Instructions for the task: Scan the listing below and copy each line holding the word "suffix".
= Beginning of Section =
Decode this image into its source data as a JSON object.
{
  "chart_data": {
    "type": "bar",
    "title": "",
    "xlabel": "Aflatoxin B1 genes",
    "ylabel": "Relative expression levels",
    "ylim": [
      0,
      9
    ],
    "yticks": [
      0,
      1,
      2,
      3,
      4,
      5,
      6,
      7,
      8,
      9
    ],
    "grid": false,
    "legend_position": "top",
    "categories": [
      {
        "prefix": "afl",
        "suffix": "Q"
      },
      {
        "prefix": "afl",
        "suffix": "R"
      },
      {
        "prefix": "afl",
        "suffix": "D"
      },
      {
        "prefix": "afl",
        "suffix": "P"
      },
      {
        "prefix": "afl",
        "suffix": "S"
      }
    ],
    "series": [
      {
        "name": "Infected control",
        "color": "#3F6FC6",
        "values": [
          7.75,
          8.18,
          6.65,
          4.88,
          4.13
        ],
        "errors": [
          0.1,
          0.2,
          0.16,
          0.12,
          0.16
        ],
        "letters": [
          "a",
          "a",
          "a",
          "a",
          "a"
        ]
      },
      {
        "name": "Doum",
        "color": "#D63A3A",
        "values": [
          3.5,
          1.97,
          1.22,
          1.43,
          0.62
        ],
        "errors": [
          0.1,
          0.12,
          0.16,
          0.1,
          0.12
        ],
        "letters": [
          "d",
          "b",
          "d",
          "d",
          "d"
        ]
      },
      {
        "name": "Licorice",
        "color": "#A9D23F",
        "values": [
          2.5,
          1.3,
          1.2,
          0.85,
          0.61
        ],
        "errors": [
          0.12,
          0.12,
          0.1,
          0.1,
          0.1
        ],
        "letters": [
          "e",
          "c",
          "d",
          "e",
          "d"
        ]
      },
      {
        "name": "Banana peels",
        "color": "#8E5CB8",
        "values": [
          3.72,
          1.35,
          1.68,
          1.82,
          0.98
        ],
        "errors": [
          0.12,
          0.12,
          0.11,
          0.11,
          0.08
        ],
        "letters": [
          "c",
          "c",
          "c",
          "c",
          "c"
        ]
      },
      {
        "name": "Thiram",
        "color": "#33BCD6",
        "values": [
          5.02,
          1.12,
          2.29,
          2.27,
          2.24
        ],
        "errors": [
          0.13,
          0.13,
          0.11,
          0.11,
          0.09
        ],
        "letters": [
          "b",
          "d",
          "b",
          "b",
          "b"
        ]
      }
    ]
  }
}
= End of Section =
Completed exercise:
        "suffix": "Q"
        "suffix": "R"
        "suffix": "D"
        "suffix": "P"
        "suffix": "S"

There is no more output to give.